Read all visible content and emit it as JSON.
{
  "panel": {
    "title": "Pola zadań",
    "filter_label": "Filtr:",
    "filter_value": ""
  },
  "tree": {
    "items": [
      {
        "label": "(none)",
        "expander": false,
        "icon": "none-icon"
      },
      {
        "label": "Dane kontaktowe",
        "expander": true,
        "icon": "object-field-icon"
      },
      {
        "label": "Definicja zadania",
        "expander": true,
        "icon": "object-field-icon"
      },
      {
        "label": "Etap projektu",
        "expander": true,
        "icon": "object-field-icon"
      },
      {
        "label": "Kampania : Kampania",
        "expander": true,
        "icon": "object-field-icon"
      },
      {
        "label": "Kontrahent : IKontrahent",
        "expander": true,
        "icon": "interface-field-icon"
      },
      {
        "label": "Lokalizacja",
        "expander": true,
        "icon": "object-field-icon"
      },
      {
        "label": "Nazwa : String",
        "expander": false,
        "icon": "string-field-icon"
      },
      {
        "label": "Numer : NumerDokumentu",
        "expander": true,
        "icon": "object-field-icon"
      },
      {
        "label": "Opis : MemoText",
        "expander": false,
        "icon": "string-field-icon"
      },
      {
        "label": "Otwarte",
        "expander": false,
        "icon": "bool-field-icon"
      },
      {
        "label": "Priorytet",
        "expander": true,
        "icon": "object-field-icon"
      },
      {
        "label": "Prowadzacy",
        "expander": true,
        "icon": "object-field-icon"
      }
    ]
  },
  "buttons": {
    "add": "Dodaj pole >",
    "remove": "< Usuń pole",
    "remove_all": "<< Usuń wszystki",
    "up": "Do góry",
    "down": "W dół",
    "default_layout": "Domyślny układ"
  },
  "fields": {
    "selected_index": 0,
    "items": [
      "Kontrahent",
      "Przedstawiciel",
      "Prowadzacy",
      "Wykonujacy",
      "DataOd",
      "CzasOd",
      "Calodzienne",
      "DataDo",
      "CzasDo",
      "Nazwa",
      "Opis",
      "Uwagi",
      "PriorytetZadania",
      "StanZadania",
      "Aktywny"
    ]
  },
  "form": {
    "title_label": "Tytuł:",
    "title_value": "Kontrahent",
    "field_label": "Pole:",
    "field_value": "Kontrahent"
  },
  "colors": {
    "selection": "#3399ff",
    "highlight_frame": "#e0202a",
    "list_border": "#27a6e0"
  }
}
————
• _GIVEN INSTRUCTION_: Your task is to quote the listing above word for word.

• _SOLUTION FOR THIS TASK_:
Read all visible content and emit it as JSON.
{
  "panel": {
    "title": "Pola zadań",
    "filter_label": "Filtr:",
    "filter_value": ""
  },
  "tree": {
    "items": [
      {
        "label": "(none)",
        "expander": false,
        "icon": "none-icon"
      },
      {
        "label": "Dane kontaktowe",
        "expander": true,
        "icon": "object-field-icon"
      },
      {
        "label": "Definicja zadania",
        "expander": true,
        "icon": "object-field-icon"
      },
      {
        "label": "Etap projektu",
        "expander": true,
        "icon": "object-field-icon"
      },
      {
        "label": "Kampania : Kampania",
        "expander": true,
        "icon": "object-field-icon"
      },
      {
        "label": "Kontrahent : IKontrahent",
        "expander": true,
        "icon": "interface-field-icon"
      },
      {
        "label": "Lokalizacja",
        "expander": true,
        "icon": "object-field-icon"
      },
      {
        "label": "Nazwa : String",
        "expander": false,
        "icon": "string-field-icon"
      },
      {
        "label": "Numer : NumerDokumentu",
        "expander": true,
        "icon": "object-field-icon"
      },
      {
        "label": "Opis : MemoText",
        "expander": false,
        "icon": "string-field-icon"
      },
      {
        "label": "Otwarte",
        "expander": false,
        "icon": "bool-field-icon"
      },
      {
        "label": "Priorytet",
        "expander": true,
        "icon": "object-field-icon"
      },
      {
        "label": "Prowadzacy",
        "expander": true,
        "icon": "object-field-icon"
      }
    ]
  },
  "buttons": {
    "add": "Dodaj pole >",
    "remove": "< Usuń pole",
    "remove_all": "<< Usuń wszystki",
    "up": "Do góry",
    "down": "W dół",
    "default_layout": "Domyślny układ"
  },
  "fields": {
    "selected_index": 0,
    "items": [
      "Kontrahent",
      "Przedstawiciel",
      "Prowadzacy",
      "Wykonujacy",
      "DataOd",
      "CzasOd",
      "Calodzienne",
      "DataDo",
      "CzasDo",
      "Nazwa",
      "Opis",
      "Uwagi",
      "PriorytetZadania",
      "StanZadania",
      "Aktywny"
    ]
  },
  "form": {
    "title_label": "Tytuł:",
    "title_value": "Kontrahent",
    "field_label": "Pole:",
    "field_value": "Kontrahent"
  },
  "colors": {
    "selection": "#3399ff",
    "highlight_frame": "#e0202a",
    "list_border": "#27a6e0"
  }
}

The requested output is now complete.